§ **Stored dataset items**
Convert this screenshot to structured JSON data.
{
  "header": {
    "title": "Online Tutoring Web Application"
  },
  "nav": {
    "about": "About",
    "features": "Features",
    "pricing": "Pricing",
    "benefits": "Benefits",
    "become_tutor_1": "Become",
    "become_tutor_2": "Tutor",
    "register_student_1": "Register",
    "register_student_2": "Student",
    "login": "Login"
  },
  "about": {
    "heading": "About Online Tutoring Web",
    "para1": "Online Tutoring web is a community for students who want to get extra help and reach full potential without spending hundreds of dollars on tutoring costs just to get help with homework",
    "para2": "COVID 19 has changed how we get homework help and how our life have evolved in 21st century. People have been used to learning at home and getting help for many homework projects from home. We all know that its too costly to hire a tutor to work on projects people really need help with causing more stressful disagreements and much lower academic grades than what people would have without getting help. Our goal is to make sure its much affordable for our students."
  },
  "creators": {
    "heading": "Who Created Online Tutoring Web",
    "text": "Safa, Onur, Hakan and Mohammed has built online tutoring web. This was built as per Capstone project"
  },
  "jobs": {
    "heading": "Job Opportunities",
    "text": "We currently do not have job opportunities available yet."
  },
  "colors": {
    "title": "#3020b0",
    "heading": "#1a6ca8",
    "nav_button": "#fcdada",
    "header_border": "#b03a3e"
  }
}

§ **Short exercise**
Each line that contains the string "with" counts once; report how many such lines the entries have, giving only the number.

§ **Result for this exercise**
2